(Records from a collection)
--------------------------------------------------

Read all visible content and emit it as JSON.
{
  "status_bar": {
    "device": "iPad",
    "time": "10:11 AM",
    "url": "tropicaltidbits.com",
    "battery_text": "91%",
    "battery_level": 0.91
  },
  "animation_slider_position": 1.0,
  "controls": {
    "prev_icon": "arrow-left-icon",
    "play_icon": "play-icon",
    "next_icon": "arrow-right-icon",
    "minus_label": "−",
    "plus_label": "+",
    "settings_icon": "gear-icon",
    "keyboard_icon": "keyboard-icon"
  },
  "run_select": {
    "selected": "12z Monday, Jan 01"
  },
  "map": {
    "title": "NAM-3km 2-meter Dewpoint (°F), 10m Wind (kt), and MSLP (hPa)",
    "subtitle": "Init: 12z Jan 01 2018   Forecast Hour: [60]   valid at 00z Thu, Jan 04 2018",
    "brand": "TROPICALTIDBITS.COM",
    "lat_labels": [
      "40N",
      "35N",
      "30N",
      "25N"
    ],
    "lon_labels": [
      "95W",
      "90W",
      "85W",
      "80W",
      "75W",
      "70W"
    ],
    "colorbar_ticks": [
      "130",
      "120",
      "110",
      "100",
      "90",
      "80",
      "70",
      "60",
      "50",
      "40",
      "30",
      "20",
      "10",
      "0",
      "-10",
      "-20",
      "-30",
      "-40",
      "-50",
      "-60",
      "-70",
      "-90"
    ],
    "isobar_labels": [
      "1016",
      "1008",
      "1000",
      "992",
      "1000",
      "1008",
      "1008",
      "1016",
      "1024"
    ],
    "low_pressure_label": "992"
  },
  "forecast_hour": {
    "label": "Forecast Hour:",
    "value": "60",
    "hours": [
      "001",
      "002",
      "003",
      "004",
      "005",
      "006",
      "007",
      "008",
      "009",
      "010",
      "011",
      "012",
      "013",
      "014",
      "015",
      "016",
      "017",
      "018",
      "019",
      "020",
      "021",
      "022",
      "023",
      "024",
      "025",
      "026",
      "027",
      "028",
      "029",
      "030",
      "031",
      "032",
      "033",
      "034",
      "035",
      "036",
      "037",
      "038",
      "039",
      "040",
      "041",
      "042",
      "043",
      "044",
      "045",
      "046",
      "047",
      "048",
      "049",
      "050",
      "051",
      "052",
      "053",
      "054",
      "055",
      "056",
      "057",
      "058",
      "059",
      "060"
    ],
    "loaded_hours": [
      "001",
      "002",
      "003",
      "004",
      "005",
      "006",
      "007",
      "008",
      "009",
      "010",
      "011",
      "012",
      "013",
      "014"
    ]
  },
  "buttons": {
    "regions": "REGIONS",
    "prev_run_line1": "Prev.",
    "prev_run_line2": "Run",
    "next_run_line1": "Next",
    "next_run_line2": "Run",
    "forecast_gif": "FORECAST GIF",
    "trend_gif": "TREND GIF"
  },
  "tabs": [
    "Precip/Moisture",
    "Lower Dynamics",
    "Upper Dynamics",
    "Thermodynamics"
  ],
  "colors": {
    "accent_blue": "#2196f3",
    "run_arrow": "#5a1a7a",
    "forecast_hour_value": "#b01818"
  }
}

--------------------------------------------------

# Exercise description:
Retype all of the data shown above, word for word.

# The completed task:
Read all visible content and emit it as JSON.
{
  "status_bar": {
    "device": "iPad",
    "time": "10:11 AM",
    "url": "tropicaltidbits.com",
    "battery_text": "91%",
    "battery_level": 0.91
  },
  "animation_slider_position": 1.0,
  "controls": {
    "prev_icon": "arrow-left-icon",
    "play_icon": "play-icon",
    "next_icon": "arrow-right-icon",
    "minus_label": "−",
    "plus_label": "+",
    "settings_icon": "gear-icon",
    "keyboard_icon": "keyboard-icon"
  },
  "run_select": {
    "selected": "12z Monday, Jan 01"
  },
  "map": {
    "title": "NAM-3km 2-meter Dewpoint (°F), 10m Wind (kt), and MSLP (hPa)",
    "subtitle": "Init: 12z Jan 01 2018   Forecast Hour: [60]   valid at 00z Thu, Jan 04 2018",
    "brand": "TROPICALTIDBITS.COM",
    "lat_labels": [
      "40N",
      "35N",
      "30N",
      "25N"
    ],
    "lon_labels": [
      "95W",
      "90W",
      "85W",
      "80W",
      "75W",
      "70W"
    ],
    "colorbar_ticks": [
      "130",
      "120",
      "110",
      "100",
      "90",
      "80",
      "70",
      "60",
      "50",
      "40",
      "30",
      "20",
      "10",
      "0",
      "-10",
      "-20",
      "-30",
      "-40",
      "-50",
      "-60",
      "-70",
      "-90"
    ],
    "isobar_labels": [
      "1016",
      "1008",
      "1000",
      "992",
      "1000",
      "1008",
      "1008",
      "1016",
      "1024"
    ],
    "low_pressure_label": "992"
  },
  "forecast_hour": {
    "label": "Forecast Hour:",
    "value": "60",
    "hours": [
      "001",
      "002",
      "003",
      "004",
      "005",
      "006",
      "007",
      "008",
      "009",
      "010",
      "011",
      "012",
      "013",
      "014",
      "015",
      "016",
      "017",
      "018",
      "019",
      "020",
      "021",
      "022",
      "023",
      "024",
      "025",
      "026",
      "027",
      "028",
      "029",
      "030",
      "031",
      "032",
      "033",
      "034",
      "035",
      "036",
      "037",
      "038",
      "039",
      "040",
      "041",
      "042",
      "043",
      "044",
      "045",
      "046",
      "047",
      "048",
      "049",
      "050",
      "051",
      "052",
      "053",
      "054",
      "055",
      "056",
      "057",
      "058",
      "059",
      "060"
    ],
    "loaded_hours": [
      "001",
      "002",
      "003",
      "004",
      "005",
      "006",
      "007",
      "008",
      "009",
      "010",
      "011",
      "012",
      "013",
      "014"
    ]
  },
  "buttons": {
    "regions": "REGIONS",
    "prev_run_line1": "Prev.",
    "prev_run_line2": "Run",
    "next_run_line1": "Next",
    "next_run_line2": "Run",
    "forecast_gif": "FORECAST GIF",
    "trend_gif": "TREND GIF"
  },
  "tabs": [
    "Precip/Moisture",
    "Lower Dynamics",
    "Upper Dynamics",
    "Thermodynamics"
  ],
  "colors": {
    "accent_blue": "#2196f3",
    "run_arrow": "#5a1a7a",
    "forecast_hour_value": "#b01818"
  }
}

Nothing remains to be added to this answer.